TEXT SEGMENT
>>>>>

Comment #281 June 15th, 2016 at 12:49 pm

[…] The 8000th Busy Beaver number eludes ZF set theory: new paper by Adam Yedidia and me […]

Comment #282 June 25th, 2016 at 2:17 am

The number of states in machine Z is easily reducible from 7918 to 7767 (= 7918 – 151) by simply merging 151 pairs of complementary “half-used states”. Because the ERROR state never occurs for this machine, any pair of states of the form [abcd(ERROR-|efghij), klmn(opqrst|ERROR-)] can be merged into a single state of form abcd(opqrst|efghij), provided only that every “goto klmn” in the machine also be replaced by “goto abcd”. E.g., the pair of states [0041(ERROR-|0042bL), 0000(0001bR|ERROR-)] can be merged into 0000(0001bR|0042bL), with every “goto 0041” elsewhere being replaced by “goto 0000” (in this instance, there’s only one such occurrence, namely 0037(0038aR|0041bR) must be changed to 0037(0038aR|0000bR)). In machine Z, I count 151 states of the first kind above, and 180 of the second kind; hence, 151 merges can be done without essentially altering the machine. (I used the same principle to reduce the number of states in what was possibly the first TM to compute a number larger than Graham’s number — see the webpage linked to my name above.)

Comment #283 June 29th, 2016 at 9:18 pm

[…] size of these Turing machines, pushing them to the limit. Already a commenter on Aaronson’s blog claims to have created a 31-state Goldbach machine, although the pair have yet to verify […]

Comment #284 August 4th, 2016 at 11:27 pm

[…] past May, Adam Yedidiya and Scott Aaronson published a program that compiles down to a Turing machine that works by that principle (or something equivalent to […]

Comment #285 August 25th, 2016 at 12:29 am

[…] The 8000th Busy Beaver number eludes ZF set theory: new paper by Adam Yedidia and me […]

Comment #286 September 16th, 2016 at 10:34 pm

Is this just an example of the witchcraft that is non-constructive mathematics? (joking)

Comment #287 October 4th, 2016 at 9:15 pm

As a notorious open problem with a hopefully small TM,

there is the existence of an odd perfect number.

In pseudo C:

int i, s, d;

i = 1;

while(1){

s = 0;

for(d = 1; d < i; d++) if(i%d == 0) s = s+d;

if(s == i) return;

i = i+2;

}

Comment #288 December 1st, 2016 at 12:29 pm

This blogpost, and in particular the question of whether there are “super-short programs that already exhibit “Gödelian behavior” inspired me to write a prediction-market question:

http://www.metaculus.com/questions/309/will-a-small-turing-machine–100-states-be-found-with-behavior-that-cannot-be-characterized-by-mathematical-proof/

Scott, I implicitly made you the arbiter of how the question resolves. 🙂

Comments welcome, on either metaculus.com or here.

<<<<<

EXERCISE SET
1) Rewrite the stored items below with "x-tick-label" swapped for "x-axis-tick" everywhere and nothing else changed, and leave out the pictures.
2) Pick up the Busy Beaver comment thread after its last comment and add what comes next.

Stored items

>>>>>

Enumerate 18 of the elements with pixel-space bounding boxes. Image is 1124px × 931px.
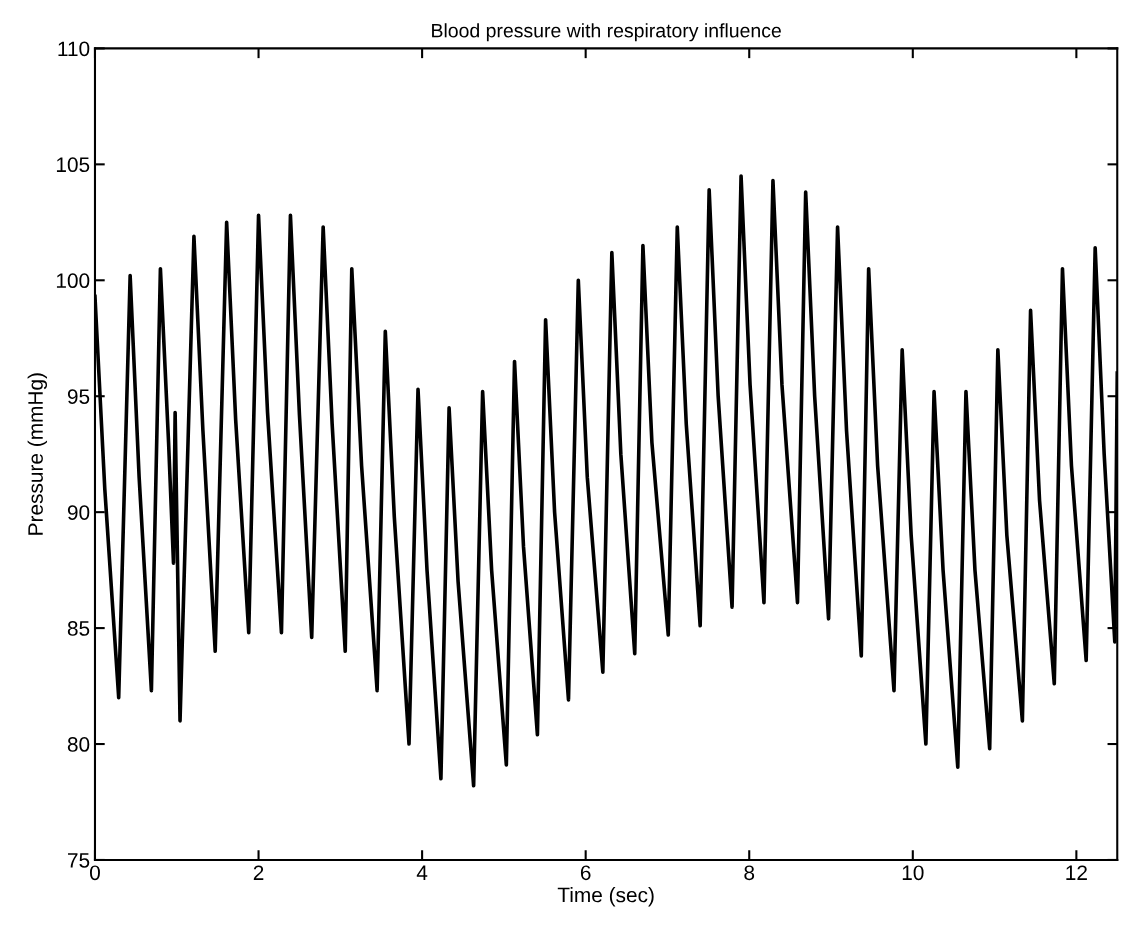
y-tick-label: 85 [67,621,90,636]
chart-title: Blood pressure with respiratory influence [432,23,781,42]
x-tick-label: 4 [416,865,428,880]
y-axis-title: Pressure (mmHg) [27,373,48,535]
x-tick-label: 6 [580,865,591,881]
x-tick-label: 8 [744,865,755,881]
y-tick-label: 110 [58,41,90,57]
x-tick-label: 2 [253,865,264,880]
x-tick-label: 12 [1066,865,1087,880]
y-tick-label: 105 [56,157,90,173]
x-tick-label: 0 [90,865,100,881]
y-tick-label: 90 [67,505,90,520]
x-tick-label: 10 [902,865,924,881]
y-tick-label: 95 [67,389,90,404]
x-axis-title: Time (sec) [557,887,654,907]
y-tick-label: 100 [56,273,90,289]
y-tick-label: 80 [67,737,90,752]
y-tick-label: 75 [68,853,90,868]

<<<<<

RESULTS IN ORDER
1)
Enumerate 18 of the elements with pixel-space bounding boxes. Image is 1124px × 931px.
y-tick-label: 85 [67,621,90,636]
chart-title: Blood pressure with respiratory influence [432,23,781,42]
x-axis-tick: 4 [416,865,428,880]
y-axis-title: Pressure (mmHg) [27,373,48,535]
x-axis-tick: 6 [580,865,591,881]
x-axis-tick: 8 [744,865,755,881]
y-tick-label: 110 [58,41,90,57]
x-axis-tick: 2 [253,865,264,880]
x-axis-tick: 12 [1066,865,1087,880]
y-tick-label: 105 [56,157,90,173]
x-axis-tick: 0 [90,865,100,881]
y-tick-label: 90 [67,505,90,520]
x-axis-tick: 10 [902,865,924,881]
y-tick-label: 95 [67,389,90,404]
x-axis-title: Time (sec) [557,887,654,907]
y-tick-label: 100 [56,273,90,289]
y-tick-label: 80 [67,737,90,752]
y-tick-label: 75 [68,853,90,868]

2)
Comment #289 September 2nd, 2017 at 2:11 pm

All of the statements “Infinity minus 17 is still infinity … infinity minus infinity is undefined … What’s more, just as there’s no biggest number, so too is there no biggest infinity.” are false in John Conway’s Surreal Numbers. For example, omega – 17 is a specific infinity, that is less than omega and omega – 16, and greater than omega – 18 and omega/2; omega – omega = 0 (which proves the futility of going first in the “My dad makes more money than your dad” game, which you have already noted), and the largest infinity is called On. So if you remove the non-infinite restriction on your name-the-largest-number contest (as some people reposting it have inadvertently done), then the winning answer is just On. You can’t beat it by redefining “number”, as long as your “numbers” form an ordered field (i.e. + – * / and < are defined on them), because the Surreal Numbers are the largest possible ordered field.

Comment #290 September 22nd, 2017 at 5:39 am

The Z machine can simply find an example of a Gödel statement and hang on finding if it contradicts ZFC or not.

In that case the machine will run forever and still will not violate the Second Incompleteness Theorem.

Comment #291 September 22nd, 2017 at 6:13 am

Evgeny #290: You’ve packed three large misconceptions into two sentences.

First, there’s never any violation of the Incompleteness Theorem, not if the machine runs forever and not if it halts.

Second, a Gödel statement doesn’t contradict ZFC (why would it?).

Third, the Z machine never makes any non-obvious semantic judgments about what statements do or don’t contradict ZFC. If we ignore the complications caused by the use of Friedman’s statement, such a machine simply halts if it finds a ZFC proof of 0=1 and runs forever if it doesn’t: that’s all.

Comment #292 September 22nd, 2017 at 7:21 am

Scott #291: Thank you for pointing out my misunderstandings.

I did not say that a Gödel statement does contradict ZFC.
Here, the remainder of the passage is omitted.